### Exercise goal
Restate the full set of records exactly, without adding or dropping a word.

[Recorded data]

____

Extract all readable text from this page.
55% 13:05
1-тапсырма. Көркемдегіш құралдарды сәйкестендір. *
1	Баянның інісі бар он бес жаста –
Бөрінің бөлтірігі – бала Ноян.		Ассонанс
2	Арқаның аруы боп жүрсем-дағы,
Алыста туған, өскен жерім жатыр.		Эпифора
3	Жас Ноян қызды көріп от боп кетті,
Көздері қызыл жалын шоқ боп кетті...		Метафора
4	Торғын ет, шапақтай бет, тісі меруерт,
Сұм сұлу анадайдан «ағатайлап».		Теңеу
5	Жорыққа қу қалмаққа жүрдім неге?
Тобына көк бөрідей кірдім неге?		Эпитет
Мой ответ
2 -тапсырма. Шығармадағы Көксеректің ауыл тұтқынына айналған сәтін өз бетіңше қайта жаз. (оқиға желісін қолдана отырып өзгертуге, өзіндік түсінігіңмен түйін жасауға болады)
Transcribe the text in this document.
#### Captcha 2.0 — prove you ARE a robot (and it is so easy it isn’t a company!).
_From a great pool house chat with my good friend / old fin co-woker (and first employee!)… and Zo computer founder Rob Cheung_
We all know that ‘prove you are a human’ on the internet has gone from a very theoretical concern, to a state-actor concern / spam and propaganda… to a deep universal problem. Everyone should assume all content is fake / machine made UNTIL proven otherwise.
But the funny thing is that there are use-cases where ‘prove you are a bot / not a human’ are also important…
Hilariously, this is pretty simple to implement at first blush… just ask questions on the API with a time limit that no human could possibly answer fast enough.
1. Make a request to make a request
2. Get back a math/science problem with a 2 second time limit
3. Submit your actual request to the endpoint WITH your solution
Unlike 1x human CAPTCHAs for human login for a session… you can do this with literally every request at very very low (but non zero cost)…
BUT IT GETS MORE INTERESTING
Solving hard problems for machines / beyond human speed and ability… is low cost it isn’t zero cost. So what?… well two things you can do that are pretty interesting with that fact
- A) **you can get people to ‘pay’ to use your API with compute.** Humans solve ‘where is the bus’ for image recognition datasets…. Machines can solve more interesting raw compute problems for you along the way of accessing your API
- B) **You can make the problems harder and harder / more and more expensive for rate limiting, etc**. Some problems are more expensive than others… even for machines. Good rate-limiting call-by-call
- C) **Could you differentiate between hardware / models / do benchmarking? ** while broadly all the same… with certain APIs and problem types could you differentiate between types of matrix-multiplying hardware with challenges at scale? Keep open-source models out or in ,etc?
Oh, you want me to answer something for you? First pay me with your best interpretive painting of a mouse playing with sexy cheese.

____

### Problem solution
Extract all readable text from this page.
55% 13:05
1-тапсырма. Көркемдегіш құралдарды сәйкестендір. *
1	Баянның інісі бар он бес жаста –
Бөрінің бөлтірігі – бала Ноян.		Ассонанс
2	Арқаның аруы боп жүрсем-дағы,
Алыста туған, өскен жерім жатыр.		Эпифора
3	Жас Ноян қызды көріп от боп кетті,
Көздері қызыл жалын шоқ боп кетті...		Метафора
4	Торғын ет, шапақтай бет, тісі меруерт,
Сұм сұлу анадайдан «ағатайлап».		Теңеу
5	Жорыққа қу қалмаққа жүрдім неге?
Тобына көк бөрідей кірдім неге?		Эпитет
Мой ответ
2 -тапсырма. Шығармадағы Көксеректің ауыл тұтқынына айналған сәтін өз бетіңше қайта жаз. (оқиға желісін қолдана отырып өзгертуге, өзіндік түсінігіңмен түйін жасауға болады)
Transcribe the text in this document.
#### Captcha 2.0 — prove you ARE a robot (and it is so easy it isn’t a company!).
_From a great pool house chat with my good friend / old fin co-woker (and first employee!)… and Zo computer founder Rob Cheung_
We all know that ‘prove you are a human’ on the internet has gone from a very theoretical concern, to a state-actor concern / spam and propaganda… to a deep universal problem. Everyone should assume all content is fake / machine made UNTIL proven otherwise.
But the funny thing is that there are use-cases where ‘prove you are a bot / not a human’ are also important…
Hilariously, this is pretty simple to implement at first blush… just ask questions on the API with a time limit that no human could possibly answer fast enough.
1. Make a request to make a request
2. Get back a math/science problem with a 2 second time limit
3. Submit your actual request to the endpoint WITH your solution
Unlike 1x human CAPTCHAs for human login for a session… you can do this with literally every request at very very low (but non zero cost)…
BUT IT GETS MORE INTERESTING
Solving hard problems for machines / beyond human speed and ability… is low cost it isn’t zero cost. So what?… well two things you can do that are pretty interesting with that fact
- A) **you can get people to ‘pay’ to use your API with compute.** Humans solve ‘where is the bus’ for image recognition datasets…. Machines can solve more interesting raw compute problems for you along the way of accessing your API
- B) **You can make the problems harder and harder / more and more expensive for rate limiting, etc**. Some problems are more expensive than others… even for machines. Good rate-limiting call-by-call
- C) **Could you differentiate between hardware / models / do benchmarking? ** while broadly all the same… with certain APIs and problem types could you differentiate between types of matrix-multiplying hardware with challenges at scale? Keep open-source models out or in ,etc?
Oh, you want me to answer something for you? First pay me with your best interpretive painting of a mouse playing with sexy cheese.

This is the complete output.